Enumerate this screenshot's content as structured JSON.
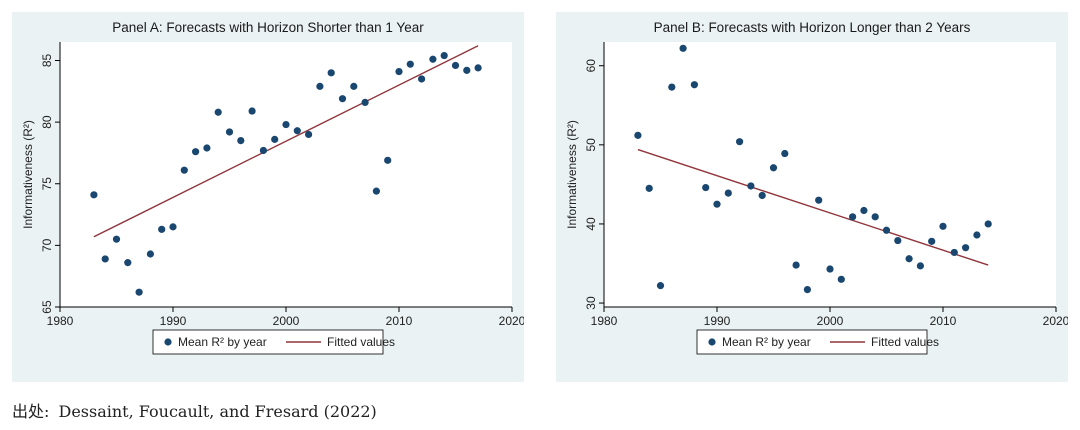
{
  "source": {
    "label": "出处:",
    "text": "Dessaint, Foucault, and Fresard (2022)"
  },
  "colors": {
    "background": "#eaf2f3",
    "points": "#1a476f",
    "line": "#90353b",
    "axis": "#000000"
  },
  "chart_data": [
    {
      "type": "scatter",
      "title": "Panel A: Forecasts with Horizon Shorter than 1 Year",
      "xlabel": "",
      "ylabel": "Informativeness (R²)",
      "xlim": [
        1980,
        2020
      ],
      "ylim": [
        65,
        86.5
      ],
      "xticks": [
        1980,
        1990,
        2000,
        2010,
        2020
      ],
      "yticks": [
        65,
        70,
        75,
        80,
        85
      ],
      "grid": false,
      "legend": {
        "position": "bottom",
        "entries": [
          "Mean R² by year",
          "Fitted values"
        ]
      },
      "series": [
        {
          "name": "Mean R² by year",
          "kind": "scatter",
          "x": [
            1983,
            1984,
            1985,
            1986,
            1987,
            1988,
            1989,
            1990,
            1991,
            1992,
            1993,
            1994,
            1995,
            1996,
            1997,
            1998,
            1999,
            2000,
            2001,
            2002,
            2003,
            2004,
            2005,
            2006,
            2007,
            2008,
            2009,
            2010,
            2011,
            2012,
            2013,
            2014,
            2015,
            2016,
            2017
          ],
          "y": [
            74.1,
            68.9,
            70.5,
            68.6,
            66.2,
            69.3,
            71.3,
            71.5,
            76.1,
            77.6,
            77.9,
            80.8,
            79.2,
            78.5,
            80.9,
            77.7,
            78.6,
            79.8,
            79.3,
            79.0,
            82.9,
            84.0,
            81.9,
            82.9,
            81.6,
            74.4,
            76.9,
            84.1,
            84.7,
            83.5,
            85.1,
            85.4,
            84.6,
            84.2,
            84.4
          ]
        },
        {
          "name": "Fitted values",
          "kind": "line",
          "x": [
            1983,
            2017
          ],
          "y": [
            70.7,
            86.2
          ]
        }
      ]
    },
    {
      "type": "scatter",
      "title": "Panel B: Forecasts with Horizon Longer than 2 Years",
      "xlabel": "",
      "ylabel": "Informativeness (R²)",
      "xlim": [
        1980,
        2020
      ],
      "ylim": [
        29.5,
        63
      ],
      "xticks": [
        1980,
        1990,
        2000,
        2010,
        2020
      ],
      "yticks": [
        30,
        40,
        50,
        60
      ],
      "grid": false,
      "legend": {
        "position": "bottom",
        "entries": [
          "Mean R² by year",
          "Fitted values"
        ]
      },
      "series": [
        {
          "name": "Mean R² by year",
          "kind": "scatter",
          "x": [
            1983,
            1984,
            1985,
            1986,
            1987,
            1988,
            1989,
            1990,
            1991,
            1992,
            1993,
            1994,
            1995,
            1996,
            1997,
            1998,
            1999,
            2000,
            2001,
            2002,
            2003,
            2004,
            2005,
            2006,
            2007,
            2008,
            2009,
            2010,
            2011,
            2012,
            2013,
            2014
          ],
          "y": [
            51.2,
            44.5,
            32.2,
            57.3,
            62.2,
            57.6,
            44.6,
            42.5,
            43.9,
            50.4,
            44.8,
            43.6,
            47.1,
            48.9,
            34.8,
            31.7,
            43.0,
            34.3,
            33.0,
            40.9,
            41.7,
            40.9,
            39.2,
            37.9,
            35.6,
            34.7,
            37.8,
            39.7,
            36.4,
            37.0,
            38.6,
            40.0
          ]
        },
        {
          "name": "Fitted values",
          "kind": "line",
          "x": [
            1983,
            2014
          ],
          "y": [
            49.4,
            34.8
          ]
        }
      ]
    }
  ]
}
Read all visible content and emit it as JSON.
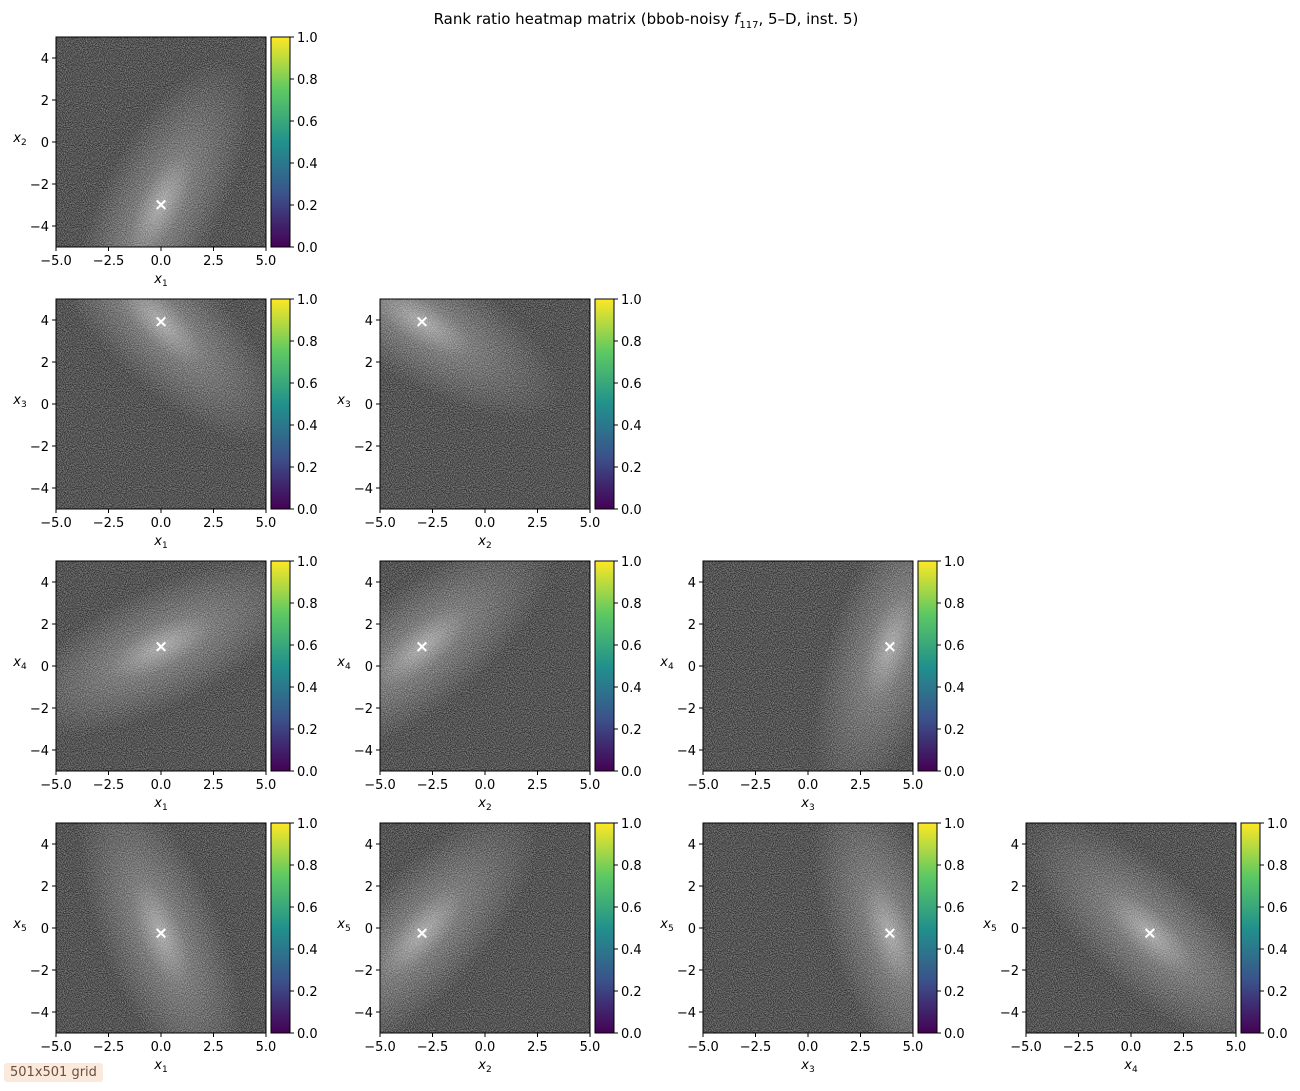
{
  "figure": {
    "title": "Rank ratio heatmap matrix (bbob-noisy f117, 5–D, inst. 5)",
    "title_parts": {
      "pre": "Rank ratio heatmap matrix (bbob-noisy ",
      "f": "f",
      "fsub": "117",
      "post": ", 5–D, inst. 5)"
    },
    "grid_label": "501x501 grid"
  },
  "chart_data": {
    "type": "heatmap",
    "layout": "lower-triangular pair matrix",
    "dimensions": 5,
    "variables": [
      "x1",
      "x2",
      "x3",
      "x4",
      "x5"
    ],
    "variable_labels": [
      {
        "base": "x",
        "sub": "1"
      },
      {
        "base": "x",
        "sub": "2"
      },
      {
        "base": "x",
        "sub": "3"
      },
      {
        "base": "x",
        "sub": "4"
      },
      {
        "base": "x",
        "sub": "5"
      }
    ],
    "axis_range": [
      -5,
      5
    ],
    "x_ticks": [
      "−5.0",
      "−2.5",
      "0.0",
      "2.5",
      "5.0"
    ],
    "x_tick_values": [
      -5,
      -2.5,
      0,
      2.5,
      5
    ],
    "y_ticks": [
      "−4",
      "−2",
      "0",
      "2",
      "4"
    ],
    "y_tick_values": [
      -4,
      -2,
      0,
      2,
      4
    ],
    "colorbar": {
      "colormap": "viridis",
      "range": [
        0,
        1
      ],
      "ticks": [
        "0.0",
        "0.2",
        "0.4",
        "0.6",
        "0.8",
        "1.0"
      ],
      "tick_values": [
        0,
        0.2,
        0.4,
        0.6,
        0.8,
        1.0
      ],
      "colors": [
        "#440154",
        "#3b528b",
        "#21918c",
        "#5ec962",
        "#fde725"
      ]
    },
    "optimum": [
      0.0,
      -3.0,
      3.9,
      0.9,
      -0.25
    ],
    "panels": [
      {
        "row": 0,
        "col": 0,
        "x": 0,
        "y": 1,
        "ridge_slope": 2.0
      },
      {
        "row": 1,
        "col": 0,
        "x": 0,
        "y": 2,
        "ridge_slope": -1.0
      },
      {
        "row": 1,
        "col": 1,
        "x": 1,
        "y": 2,
        "ridge_slope": -0.6
      },
      {
        "row": 2,
        "col": 0,
        "x": 0,
        "y": 3,
        "ridge_slope": 0.5
      },
      {
        "row": 2,
        "col": 1,
        "x": 1,
        "y": 3,
        "ridge_slope": 0.8
      },
      {
        "row": 2,
        "col": 2,
        "x": 2,
        "y": 3,
        "ridge_slope": 3.0
      },
      {
        "row": 3,
        "col": 0,
        "x": 0,
        "y": 4,
        "ridge_slope": -2.5
      },
      {
        "row": 3,
        "col": 1,
        "x": 1,
        "y": 4,
        "ridge_slope": 1.1
      },
      {
        "row": 3,
        "col": 2,
        "x": 2,
        "y": 4,
        "ridge_slope": -3.0
      },
      {
        "row": 3,
        "col": 3,
        "x": 3,
        "y": 4,
        "ridge_slope": -0.9
      }
    ],
    "marker": {
      "symbol": "×",
      "color": "#ffffff"
    }
  }
}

● **YOUR GOAL**
Omit any images, then output the listing exactly.

● **SOLUTION TO THE EXERCISE**
Enumerate this screenshot's content as structured JSON.
{
  "source": {
    "label": "出处:",
    "text": "Dessaint, Foucault, and Fresard (2022)"
  },
  "colors": {
    "background": "#eaf2f3",
    "points": "#1a476f",
    "line": "#90353b",
    "axis": "#000000"
  },
  "chart_data": [
    {
      "type": "scatter",
      "title": "Panel A: Forecasts with Horizon Shorter than 1 Year",
      "xlabel": "",
      "ylabel": "Informativeness (R²)",
      "xlim": [
        1980,
        2020
      ],
      "ylim": [
        65,
        86.5
      ],
      "xticks": [
        1980,
        1990,
        2000,
        2010,
        2020
      ],
      "yticks": [
        65,
        70,
        75,
        80,
        85
      ],
      "grid": false,
      "legend": {
        "position": "bottom",
        "entries": [
          "Mean R² by year",
          "Fitted values"
        ]
      },
      "series": [
        {
          "name": "Mean R² by year",
          "kind": "scatter",
          "x": [
            1983,
            1984,
            1985,
            1986,
            1987,
            1988,
            1989,
            1990,
            1991,
            1992,
            1993,
            1994,
            1995,
            1996,
            1997,
            1998,
            1999,
            2000,
            2001,
            2002,
            2003,
            2004,
            2005,
            2006,
            2007,
            2008,
            2009,
            2010,
            2011,
            2012,
            2013,
            2014,
            2015,
            2016,
            2017
          ],
          "y": [
            74.1,
            68.9,
            70.5,
            68.6,
            66.2,
            69.3,
            71.3,
            71.5,
            76.1,
            77.6,
            77.9,
            80.8,
            79.2,
            78.5,
            80.9,
            77.7,
            78.6,
            79.8,
            79.3,
            79.0,
            82.9,
            84.0,
            81.9,
            82.9,
            81.6,
            74.4,
            76.9,
            84.1,
            84.7,
            83.5,
            85.1,
            85.4,
            84.6,
            84.2,
            84.4
          ]
        },
        {
          "name": "Fitted values",
          "kind": "line",
          "x": [
            1983,
            2017
          ],
          "y": [
            70.7,
            86.2
          ]
        }
      ]
    },
    {
      "type": "scatter",
      "title": "Panel B: Forecasts with Horizon Longer than 2 Years",
      "xlabel": "",
      "ylabel": "Informativeness (R²)",
      "xlim": [
        1980,
        2020
      ],
      "ylim": [
        29.5,
        63
      ],
      "xticks": [
        1980,
        1990,
        2000,
        2010,
        2020
      ],
      "yticks": [
        30,
        40,
        50,
        60
      ],
      "grid": false,
      "legend": {
        "position": "bottom",
        "entries": [
          "Mean R² by year",
          "Fitted values"
        ]
      },
      "series": [
        {
          "name": "Mean R² by year",
          "kind": "scatter",
          "x": [
            1983,
            1984,
            1985,
            1986,
            1987,
            1988,
            1989,
            1990,
            1991,
            1992,
            1993,
            1994,
            1995,
            1996,
            1997,
            1998,
            1999,
            2000,
            2001,
            2002,
            2003,
            2004,
            2005,
            2006,
            2007,
            2008,
            2009,
            2010,
            2011,
            2012,
            2013,
            2014
          ],
          "y": [
            51.2,
            44.5,
            32.2,
            57.3,
            62.2,
            57.6,
            44.6,
            42.5,
            43.9,
            50.4,
            44.8,
            43.6,
            47.1,
            48.9,
            34.8,
            31.7,
            43.0,
            34.3,
            33.0,
            40.9,
            41.7,
            40.9,
            39.2,
            37.9,
            35.6,
            34.7,
            37.8,
            39.7,
            36.4,
            37.0,
            38.6,
            40.0
          ]
        },
        {
          "name": "Fitted values",
          "kind": "line",
          "x": [
            1983,
            2014
          ],
          "y": [
            49.4,
            34.8
          ]
        }
      ]
    }
  ]
}
Read all visible content and emit it as JSON.
{
  "figure": {
    "title": "Rank ratio heatmap matrix (bbob-noisy f117, 5–D, inst. 5)",
    "title_parts": {
      "pre": "Rank ratio heatmap matrix (bbob-noisy ",
      "f": "f",
      "fsub": "117",
      "post": ", 5–D, inst. 5)"
    },
    "grid_label": "501x501 grid"
  },
  "chart_data": {
    "type": "heatmap",
    "layout": "lower-triangular pair matrix",
    "dimensions": 5,
    "variables": [
      "x1",
      "x2",
      "x3",
      "x4",
      "x5"
    ],
    "variable_labels": [
      {
        "base": "x",
        "sub": "1"
      },
      {
        "base": "x",
        "sub": "2"
      },
      {
        "base": "x",
        "sub": "3"
      },
      {
        "base": "x",
        "sub": "4"
      },
      {
        "base": "x",
        "sub": "5"
      }
    ],
    "axis_range": [
      -5,
      5
    ],
    "x_ticks": [
      "−5.0",
      "−2.5",
      "0.0",
      "2.5",
      "5.0"
    ],
    "x_tick_values": [
      -5,
      -2.5,
      0,
      2.5,
      5
    ],
    "y_ticks": [
      "−4",
      "−2",
      "0",
      "2",
      "4"
    ],
    "y_tick_values": [
      -4,
      -2,
      0,
      2,
      4
    ],
    "colorbar": {
      "colormap": "viridis",
      "range": [
        0,
        1
      ],
      "ticks": [
        "0.0",
        "0.2",
        "0.4",
        "0.6",
        "0.8",
        "1.0"
      ],
      "tick_values": [
        0,
        0.2,
        0.4,
        0.6,
        0.8,
        1.0
      ],
      "colors": [
        "#440154",
        "#3b528b",
        "#21918c",
        "#5ec962",
        "#fde725"
      ]
    },
    "optimum": [
      0.0,
      -3.0,
      3.9,
      0.9,
      -0.25
    ],
    "panels": [
      {
        "row": 0,
        "col": 0,
        "x": 0,
        "y": 1,
        "ridge_slope": 2.0
      },
      {
        "row": 1,
        "col": 0,
        "x": 0,
        "y": 2,
        "ridge_slope": -1.0
      },
      {
        "row": 1,
        "col": 1,
        "x": 1,
        "y": 2,
        "ridge_slope": -0.6
      },
      {
        "row": 2,
        "col": 0,
        "x": 0,
        "y": 3,
        "ridge_slope": 0.5
      },
      {
        "row": 2,
        "col": 1,
        "x": 1,
        "y": 3,
        "ridge_slope": 0.8
      },
      {
        "row": 2,
        "col": 2,
        "x": 2,
        "y": 3,
        "ridge_slope": 3.0
      },
      {
        "row": 3,
        "col": 0,
        "x": 0,
        "y": 4,
        "ridge_slope": -2.5
      },
      {
        "row": 3,
        "col": 1,
        "x": 1,
        "y": 4,
        "ridge_slope": 1.1
      },
      {
        "row": 3,
        "col": 2,
        "x": 2,
        "y": 4,
        "ridge_slope": -3.0
      },
      {
        "row": 3,
        "col": 3,
        "x": 3,
        "y": 4,
        "ridge_slope": -0.9
      }
    ],
    "marker": {
      "symbol": "×",
      "color": "#ffffff"
    }
  }
}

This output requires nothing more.